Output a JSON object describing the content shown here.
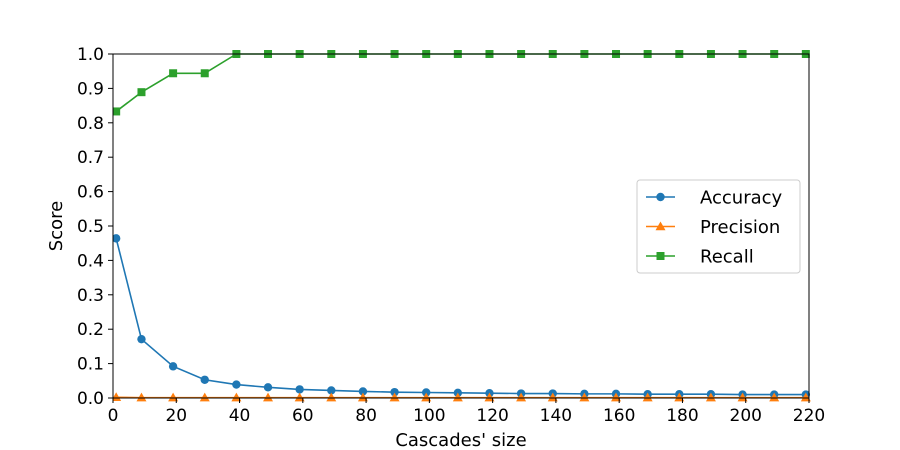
{
  "chart_data": {
    "type": "line",
    "xlabel": "Cascades' size",
    "ylabel": "Score",
    "xlim": [
      0,
      220
    ],
    "ylim": [
      0,
      1.0
    ],
    "xticks": [
      0,
      20,
      40,
      60,
      80,
      100,
      120,
      140,
      160,
      180,
      200,
      220
    ],
    "yticks": [
      0.0,
      0.1,
      0.2,
      0.3,
      0.4,
      0.5,
      0.6,
      0.7,
      0.8,
      0.9,
      1.0
    ],
    "ytick_labels": [
      "0.0",
      "0.1",
      "0.2",
      "0.3",
      "0.4",
      "0.5",
      "0.6",
      "0.7",
      "0.8",
      "0.9",
      "1.0"
    ],
    "grid": false,
    "legend_position": "center-right",
    "x": [
      1,
      9,
      19,
      29,
      39,
      49,
      59,
      69,
      79,
      89,
      99,
      109,
      119,
      129,
      139,
      149,
      159,
      169,
      179,
      189,
      199,
      209,
      219
    ],
    "series": [
      {
        "name": "Accuracy",
        "color": "#1f77b4",
        "marker": "circle",
        "values": [
          0.464,
          0.171,
          0.092,
          0.053,
          0.039,
          0.031,
          0.025,
          0.022,
          0.019,
          0.017,
          0.016,
          0.015,
          0.014,
          0.013,
          0.013,
          0.012,
          0.012,
          0.011,
          0.011,
          0.011,
          0.01,
          0.01,
          0.01
        ]
      },
      {
        "name": "Precision",
        "color": "#ff7f0e",
        "marker": "triangle",
        "values": [
          0.002,
          0.001,
          0.001,
          0.001,
          0.001,
          0.001,
          0.001,
          0.001,
          0.001,
          0.001,
          0.001,
          0.001,
          0.001,
          0.001,
          0.001,
          0.001,
          0.001,
          0.001,
          0.001,
          0.001,
          0.001,
          0.001,
          0.001
        ]
      },
      {
        "name": "Recall",
        "color": "#2ca02c",
        "marker": "square",
        "values": [
          0.833,
          0.889,
          0.944,
          0.944,
          1.0,
          1.0,
          1.0,
          1.0,
          1.0,
          1.0,
          1.0,
          1.0,
          1.0,
          1.0,
          1.0,
          1.0,
          1.0,
          1.0,
          1.0,
          1.0,
          1.0,
          1.0,
          1.0
        ]
      }
    ]
  }
}
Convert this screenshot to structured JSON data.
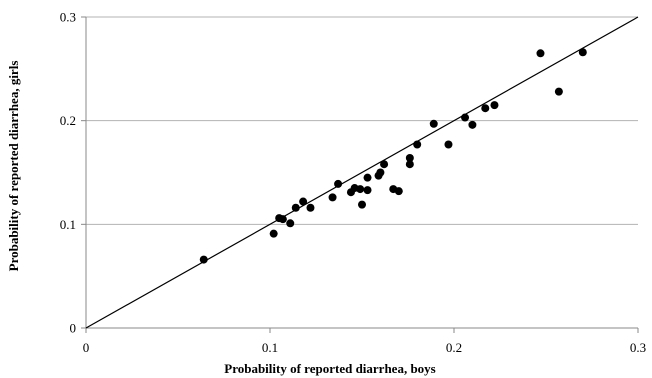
{
  "chart_data": {
    "type": "scatter",
    "title": "",
    "xlabel": "Probability of reported diarrhea, boys",
    "ylabel": "Probability of reported diarrhea, girls",
    "xlim": [
      0,
      0.3
    ],
    "ylim": [
      0,
      0.3
    ],
    "x_ticks": [
      "0",
      "0.1",
      "0.2",
      "0.3"
    ],
    "y_ticks": [
      "0",
      "0.1",
      "0.2",
      "0.3"
    ],
    "grid": "horizontal",
    "legend": "none",
    "reference_line": {
      "from": [
        0,
        0
      ],
      "to": [
        0.3,
        0.3
      ]
    },
    "series": [
      {
        "points": [
          {
            "x": 0.064,
            "y": 0.066
          },
          {
            "x": 0.102,
            "y": 0.091
          },
          {
            "x": 0.105,
            "y": 0.106
          },
          {
            "x": 0.107,
            "y": 0.105
          },
          {
            "x": 0.111,
            "y": 0.101
          },
          {
            "x": 0.114,
            "y": 0.116
          },
          {
            "x": 0.118,
            "y": 0.122
          },
          {
            "x": 0.122,
            "y": 0.116
          },
          {
            "x": 0.134,
            "y": 0.126
          },
          {
            "x": 0.137,
            "y": 0.139
          },
          {
            "x": 0.144,
            "y": 0.131
          },
          {
            "x": 0.146,
            "y": 0.135
          },
          {
            "x": 0.149,
            "y": 0.134
          },
          {
            "x": 0.15,
            "y": 0.119
          },
          {
            "x": 0.153,
            "y": 0.145
          },
          {
            "x": 0.153,
            "y": 0.133
          },
          {
            "x": 0.159,
            "y": 0.147
          },
          {
            "x": 0.16,
            "y": 0.15
          },
          {
            "x": 0.162,
            "y": 0.158
          },
          {
            "x": 0.167,
            "y": 0.134
          },
          {
            "x": 0.17,
            "y": 0.132
          },
          {
            "x": 0.176,
            "y": 0.164
          },
          {
            "x": 0.176,
            "y": 0.158
          },
          {
            "x": 0.18,
            "y": 0.177
          },
          {
            "x": 0.189,
            "y": 0.197
          },
          {
            "x": 0.197,
            "y": 0.177
          },
          {
            "x": 0.206,
            "y": 0.203
          },
          {
            "x": 0.21,
            "y": 0.196
          },
          {
            "x": 0.217,
            "y": 0.212
          },
          {
            "x": 0.222,
            "y": 0.215
          },
          {
            "x": 0.247,
            "y": 0.265
          },
          {
            "x": 0.257,
            "y": 0.228
          },
          {
            "x": 0.27,
            "y": 0.266
          }
        ]
      }
    ]
  },
  "colors": {
    "points": "#000000",
    "gridline": "#b3b3b3",
    "axis": "#888888",
    "reference_line": "#000000"
  }
}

- _Task instructions_: Locate all lines that include the word "JSON" and copy them out.

- _Written response_:
Output a JSON object describing the content shown here.
Convert this screenshot to structured JSON data.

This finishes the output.